出題内容 ->
以下の記録をすべて、一字も変えずに行ごと書き写してください。画像は省くこと。

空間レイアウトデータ
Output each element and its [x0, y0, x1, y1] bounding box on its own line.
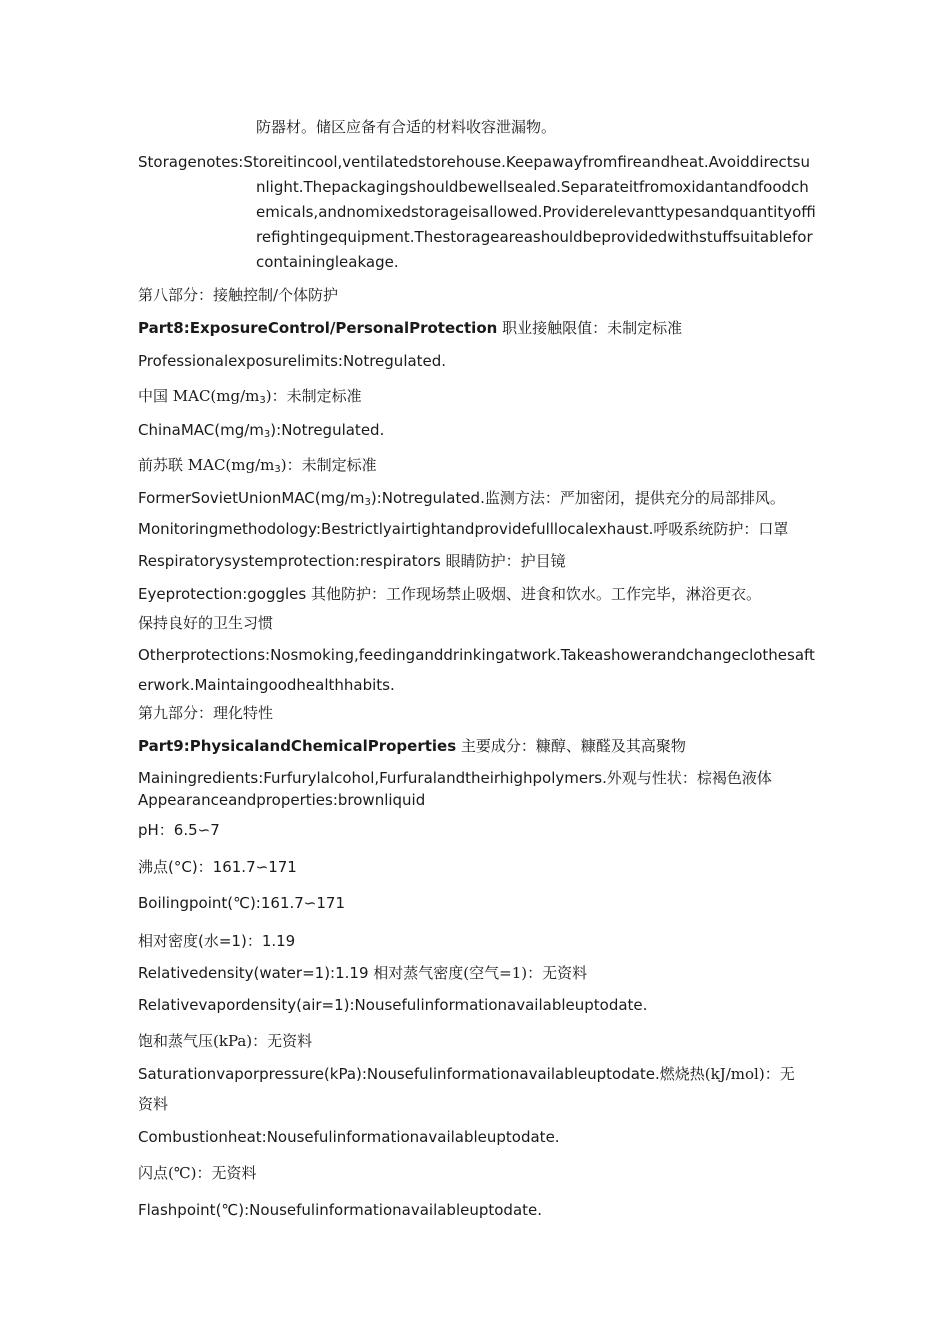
saturation-pressure-zh: 饱和蒸气压(kPa)：无资料 [138, 1032, 313, 1050]
flash-point-en: Flashpoint(℃):Nousefulinformationavailableuptodate. [138, 1201, 543, 1219]
china-mac-zh-value: )：未制定标准 [265, 387, 362, 405]
section9-title-en: Part9:PhysicalandChemicalProperties [138, 737, 457, 755]
storage-notes-en-line3: emicals,andnomixedstorageisallowed.Providerelevanttypesandquantityoffi [256, 203, 816, 221]
other-protection-en: Otherprotections:Nosmoking,feedinganddrinkingatwork.Takeashowerandchangeclothesaft [138, 646, 815, 664]
china-mac-zh-label: 中国 MAC(mg/m [138, 387, 260, 405]
exposure-limits-zh: 职业接触限值：未制定标准 [502, 319, 683, 337]
superscript: 3 [259, 395, 266, 406]
section8-heading-en [138, 318, 682, 338]
monitoring-en [138, 519, 788, 539]
eye-protection-zh: 眼睛防护：护目镜 [445, 552, 566, 570]
vapor-density-zh: 相对蒸气密度(空气=1)：无资料 [373, 964, 588, 982]
vapor-density-en: Relativevapordensity(air=1):Nousefulinformationavailableuptodate. [138, 996, 648, 1014]
combustion-heat-zh: 燃烧热(kJ/mol)：无 [659, 1065, 795, 1083]
main-ingredients-en [138, 768, 772, 788]
appearance-zh: 外观与性状：棕褐色液体 [606, 769, 772, 787]
main-ingredients-zh: 主要成分：糠醇、糠醛及其高聚物 [460, 737, 686, 755]
relative-density-en-text: Relativedensity(water=1):1.19 [138, 964, 369, 982]
other-protection-en-cont: erwork.Maintaingoodhealthhabits. [138, 676, 395, 694]
other-protection-zh-cont: 保持良好的卫生习惯 [138, 614, 274, 632]
combustion-heat-en: Combustionheat:Nousefulinformationavailableuptodate. [138, 1128, 560, 1146]
ussr-mac-zh-label: 前苏联 MAC(mg/m [138, 456, 275, 474]
monitoring-zh: 监测方法：严加密闭，提供充分的局部排风。 [484, 489, 785, 507]
china-mac-en-label: ChinaMAC(mg/m [138, 421, 264, 439]
ussr-mac-en-label: FormerSovietUnionMAC(mg/m [138, 489, 365, 507]
ussr-mac-en [138, 488, 785, 513]
respiratory-en [138, 551, 566, 571]
storage-notes-en: Storagenotes:Storeitincool,ventilatedstorehouse.Keepawayfromfireandheat.Avoiddirectsu [138, 153, 810, 171]
eye-protection-en-text: Eyeprotection:goggles [138, 585, 307, 603]
china-mac-en [138, 420, 384, 445]
eye-protection-en [138, 584, 761, 604]
main-ingredients-en-text: Mainingredients:Furfurylalcohol,Furfuralandtheirhighpolymers. [138, 769, 607, 787]
monitoring-en-text: Monitoringmethodology:Bestrictlyairtightandprovidefulllocalexhaust. [138, 520, 654, 538]
boiling-point-zh: 沸点(°C)：161.7∽171 [138, 858, 297, 876]
superscript: 3 [274, 464, 281, 475]
ph-value: pH：6.5∽7 [138, 821, 220, 839]
storage-notes-en-line5: containingleakage. [256, 253, 399, 271]
appearance-en: Appearanceandproperties:brownliquid [138, 791, 426, 809]
relative-density-zh: 相对密度(水=1)：1.19 [138, 932, 296, 950]
boiling-point-en: Boilingpoint(℃):161.7∽171 [138, 894, 345, 912]
china-mac-zh [138, 386, 362, 411]
saturation-pressure-en-text: Saturationvaporpressure(kPa):Nousefulinformationavailableuptodate. [138, 1065, 660, 1083]
superscript: 3 [364, 497, 371, 508]
respiratory-zh: 呼吸系统防护：口罩 [653, 520, 789, 538]
combustion-heat-zh-cont: 资料 [138, 1095, 169, 1113]
section9-heading-en [138, 736, 686, 756]
exposure-limits-en: Professionalexposurelimits:Notregulated. [138, 352, 447, 370]
china-mac-en-value: ):Notregulated. [270, 421, 385, 439]
storage-note-zh-cont: 防器材。储区应备有合适的材料收容泄漏物。 [256, 118, 557, 136]
flash-point-zh: 闪点(℃)：无资料 [138, 1164, 257, 1182]
ussr-mac-zh-value: )：未制定标准 [280, 456, 377, 474]
superscript: 3 [263, 429, 271, 440]
storage-notes-en-line4: refightingequipment.Thestorageareashouldbeprovidedwithstuffsuitablefor [256, 228, 813, 246]
storage-notes-en-line2: nlight.Thepackagingshouldbewellsealed.Separateitfromoxidantandfoodch [256, 178, 809, 196]
ussr-mac-en-value: ):Notregulated. [370, 489, 485, 507]
section9-heading-zh: 第九部分：理化特性 [138, 704, 274, 722]
relative-density-en [138, 963, 587, 983]
other-protection-zh: 其他防护：工作现场禁止吸烟、进食和饮水。工作完毕，淋浴更衣。 [311, 585, 762, 603]
section8-heading-zh: 第八部分：接触控制/个体防护 [138, 286, 339, 304]
ussr-mac-zh [138, 455, 377, 480]
respiratory-en-text: Respiratorysystemprotection:respirators [138, 552, 441, 570]
section8-title-en: Part8:ExposureControl/PersonalProtection [138, 319, 498, 337]
saturation-pressure-en [138, 1064, 795, 1084]
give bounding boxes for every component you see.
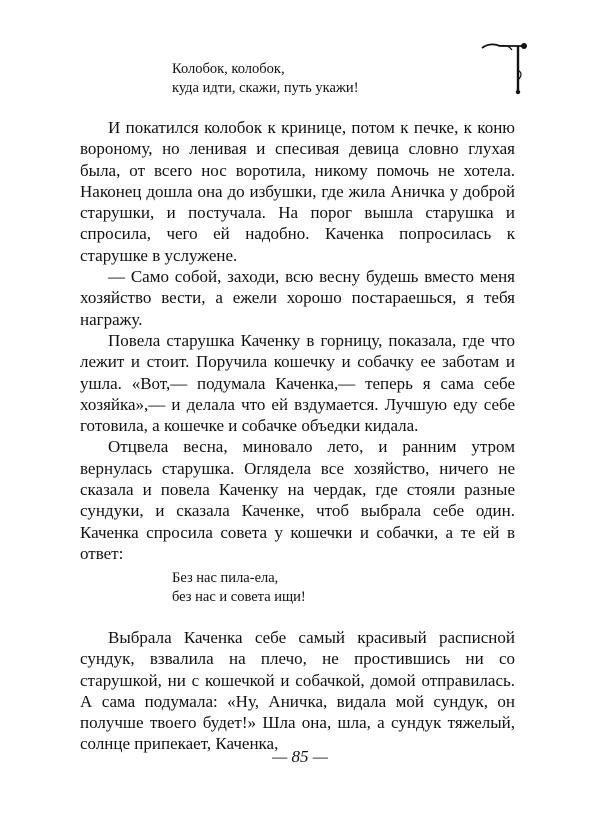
paragraph: Выбрала Каченка себе самый красивый расписной сундук, взвалила на плечо, не простившись ни со старушкой, ни с кошечкой и собачкой, домой отправилась. А сама подумала: «Ну, Аничка, видала мой сундук, он получше твоего будет!» Шла она, шла, а сундук тяжелый, солнце припекает, Каченка, (80, 628, 515, 754)
verse-line: без нас и совета ищи! (172, 589, 306, 605)
paragraph: — Само собой, заходи, всю весну будешь вместо меня хозяйство вести, а ежели хорошо постараешься, я тебя награжу. (80, 267, 515, 329)
paragraph: Отцвела весна, миновало лето, и ранним утром вернулась старушка. Оглядела все хозяйство, ничего не сказала и повела Каченку на чердак, где стояли разные сундуки, и сказала Каченке, чтоб выбрала себе один. Каченка спросила совета у кошечки и собачки, а те ей в ответ: (80, 437, 515, 563)
verse-line: куда идти, скажи, путь укажи! (172, 80, 359, 96)
prose-block-1 (80, 117, 515, 564)
page-number: — 85 — (272, 747, 328, 766)
verse-line: Без нас пила-ела, (172, 570, 279, 586)
verse-line: Колобок, колобок, (172, 61, 285, 77)
paragraph: Повела старушка Каченку в горницу, показала, где что лежит и стоит. Поручила кошечку и собачку ее заботам и ушла. «Вот,— подумала Каченка,— теперь я сама себе хозяйка»,— и делала что ей вздумается. Лучшую еду себе готовила, а кошечке и собачке объедки кидала. (80, 330, 515, 436)
verse-mid (172, 569, 306, 607)
corner-ornament-icon (478, 40, 530, 96)
prose-block-2 (80, 627, 515, 755)
paragraph: И покатился колобок к кринице, потом к печке, к коню вороному, но ленивая и спесивая девица словно глухая была, от всего нос воротила, никому помочь не хотела. Наконец дошла она до избушки, где жила Аничка у доброй старушки, и постучала. На порог вышла старушка и спросила, чего ей надобно. Каченка попросилась к старушке в услужене. (80, 118, 515, 265)
verse-top (172, 60, 359, 98)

実行結果 ->
Output each element and its [x0, y0, x1, y1] bounding box on its own line.
saturation-pressure-zh: 饱和蒸气压(kPa)：无资料 [138, 1032, 313, 1050]
flash-point-en: Flashpoint(℃):Nousefulinformationavailableuptodate. [138, 1201, 543, 1219]
china-mac-zh-value: )：未制定标准 [265, 387, 362, 405]
section9-title-en: Part9:PhysicalandChemicalProperties [138, 737, 457, 755]
storage-notes-en-line3: emicals,andnomixedstorageisallowed.Providerelevanttypesandquantityoffi [256, 203, 816, 221]
other-protection-en: Otherprotections:Nosmoking,feedinganddrinkingatwork.Takeashowerandchangeclothesaft [138, 646, 815, 664]
china-mac-zh-label: 中国 MAC(mg/m [138, 387, 260, 405]
exposure-limits-zh: 职业接触限值：未制定标准 [502, 319, 683, 337]
superscript: 3 [259, 395, 266, 406]
section8-heading-en [138, 318, 682, 338]
monitoring-en [138, 519, 788, 539]
eye-protection-zh: 眼睛防护：护目镜 [445, 552, 566, 570]
vapor-density-zh: 相对蒸气密度(空气=1)：无资料 [373, 964, 588, 982]
vapor-density-en: Relativevapordensity(air=1):Nousefulinformationavailableuptodate. [138, 996, 648, 1014]
combustion-heat-zh: 燃烧热(kJ/mol)：无 [659, 1065, 795, 1083]
main-ingredients-en [138, 768, 772, 788]
appearance-zh: 外观与性状：棕褐色液体 [606, 769, 772, 787]
main-ingredients-zh: 主要成分：糠醇、糠醛及其高聚物 [460, 737, 686, 755]
relative-density-en-text: Relativedensity(water=1):1.19 [138, 964, 369, 982]
other-protection-en-cont: erwork.Maintaingoodhealthhabits. [138, 676, 395, 694]
other-protection-zh-cont: 保持良好的卫生习惯 [138, 614, 274, 632]
combustion-heat-en: Combustionheat:Nousefulinformationavailableuptodate. [138, 1128, 560, 1146]
ussr-mac-zh-label: 前苏联 MAC(mg/m [138, 456, 275, 474]
monitoring-zh: 监测方法：严加密闭，提供充分的局部排风。 [484, 489, 785, 507]
china-mac-en-label: ChinaMAC(mg/m [138, 421, 264, 439]
ussr-mac-en-label: FormerSovietUnionMAC(mg/m [138, 489, 365, 507]
ussr-mac-en [138, 488, 785, 513]
respiratory-en [138, 551, 566, 571]
storage-notes-en: Storagenotes:Storeitincool,ventilatedstorehouse.Keepawayfromfireandheat.Avoiddirectsu [138, 153, 810, 171]
eye-protection-en-text: Eyeprotection:goggles [138, 585, 307, 603]
china-mac-en [138, 420, 384, 445]
eye-protection-en [138, 584, 761, 604]
main-ingredients-en-text: Mainingredients:Furfurylalcohol,Furfuralandtheirhighpolymers. [138, 769, 607, 787]
monitoring-en-text: Monitoringmethodology:Bestrictlyairtightandprovidefulllocalexhaust. [138, 520, 654, 538]
boiling-point-zh: 沸点(°C)：161.7∽171 [138, 858, 297, 876]
superscript: 3 [274, 464, 281, 475]
ph-value: pH：6.5∽7 [138, 821, 220, 839]
storage-notes-en-line5: containingleakage. [256, 253, 399, 271]
appearance-en: Appearanceandproperties:brownliquid [138, 791, 426, 809]
relative-density-zh: 相对密度(水=1)：1.19 [138, 932, 296, 950]
boiling-point-en: Boilingpoint(℃):161.7∽171 [138, 894, 345, 912]
china-mac-zh [138, 386, 362, 411]
saturation-pressure-en-text: Saturationvaporpressure(kPa):Nousefulinformationavailableuptodate. [138, 1065, 660, 1083]
superscript: 3 [364, 497, 371, 508]
respiratory-zh: 呼吸系统防护：口罩 [653, 520, 789, 538]
combustion-heat-zh-cont: 资料 [138, 1095, 169, 1113]
section9-heading-en [138, 736, 686, 756]
exposure-limits-en: Professionalexposurelimits:Notregulated. [138, 352, 447, 370]
china-mac-en-value: ):Notregulated. [270, 421, 385, 439]
storage-note-zh-cont: 防器材。储区应备有合适的材料收容泄漏物。 [256, 118, 557, 136]
flash-point-zh: 闪点(℃)：无资料 [138, 1164, 257, 1182]
ussr-mac-zh-value: )：未制定标准 [280, 456, 377, 474]
superscript: 3 [263, 429, 271, 440]
storage-notes-en-line4: refightingequipment.Thestorageareashouldbeprovidedwithstuffsuitablefor [256, 228, 813, 246]
storage-notes-en-line2: nlight.Thepackagingshouldbewellsealed.Separateitfromoxidantandfoodch [256, 178, 809, 196]
ussr-mac-en-value: ):Notregulated. [370, 489, 485, 507]
section9-heading-zh: 第九部分：理化特性 [138, 704, 274, 722]
relative-density-en [138, 963, 587, 983]
other-protection-zh: 其他防护：工作现场禁止吸烟、进食和饮水。工作完毕，淋浴更衣。 [311, 585, 762, 603]
section8-heading-zh: 第八部分：接触控制/个体防护 [138, 286, 339, 304]
ussr-mac-zh [138, 455, 377, 480]
respiratory-en-text: Respiratorysystemprotection:respirators [138, 552, 441, 570]
section8-title-en: Part8:ExposureControl/PersonalProtection [138, 319, 498, 337]
saturation-pressure-en [138, 1064, 795, 1084]
give bounding boxes for every component you see.
paragraph: Выбрала Каченка себе самый красивый расписной сундук, взвалила на плечо, не простившись ни со старушкой, ни с кошечкой и собачкой, домой отправилась. А сама подумала: «Ну, Аничка, видала мой сундук, он получше твоего будет!» Шла она, шла, а сундук тяжелый, солнце припекает, Каченка, (80, 628, 515, 754)
verse-line: без нас и совета ищи! (172, 589, 306, 605)
paragraph: — Само собой, заходи, всю весну будешь вместо меня хозяйство вести, а ежели хорошо постараешься, я тебя награжу. (80, 267, 515, 329)
paragraph: Отцвела весна, миновало лето, и ранним утром вернулась старушка. Оглядела все хозяйство, ничего не сказала и повела Каченку на чердак, где стояли разные сундуки, и сказала Каченке, чтоб выбрала себе один. Каченка спросила совета у кошечки и собачки, а те ей в ответ: (80, 437, 515, 563)
verse-line: куда идти, скажи, путь укажи! (172, 80, 359, 96)
prose-block-1 (80, 117, 515, 564)
page-number: — 85 — (272, 747, 328, 766)
verse-line: Без нас пила-ела, (172, 570, 279, 586)
verse-line: Колобок, колобок, (172, 61, 285, 77)
paragraph: Повела старушка Каченку в горницу, показала, где что лежит и стоит. Поручила кошечку и собачку ее заботам и ушла. «Вот,— подумала Каченка,— теперь я сама себе хозяйка»,— и делала что ей вздумается. Лучшую еду себе готовила, а кошечке и собачке объедки кидала. (80, 330, 515, 436)
verse-mid (172, 569, 306, 607)
corner-ornament-icon (478, 40, 530, 96)
prose-block-2 (80, 627, 515, 755)
paragraph: И покатился колобок к кринице, потом к печке, к коню вороному, но ленивая и спесивая девица словно глухая была, от всего нос воротила, никому помочь не хотела. Наконец дошла она до избушки, где жила Аничка у доброй старушки, и постучала. На порог вышла старушка и спросила, чего ей надобно. Каченка попросилась к старушке в услужене. (80, 118, 515, 265)
verse-top (172, 60, 359, 98)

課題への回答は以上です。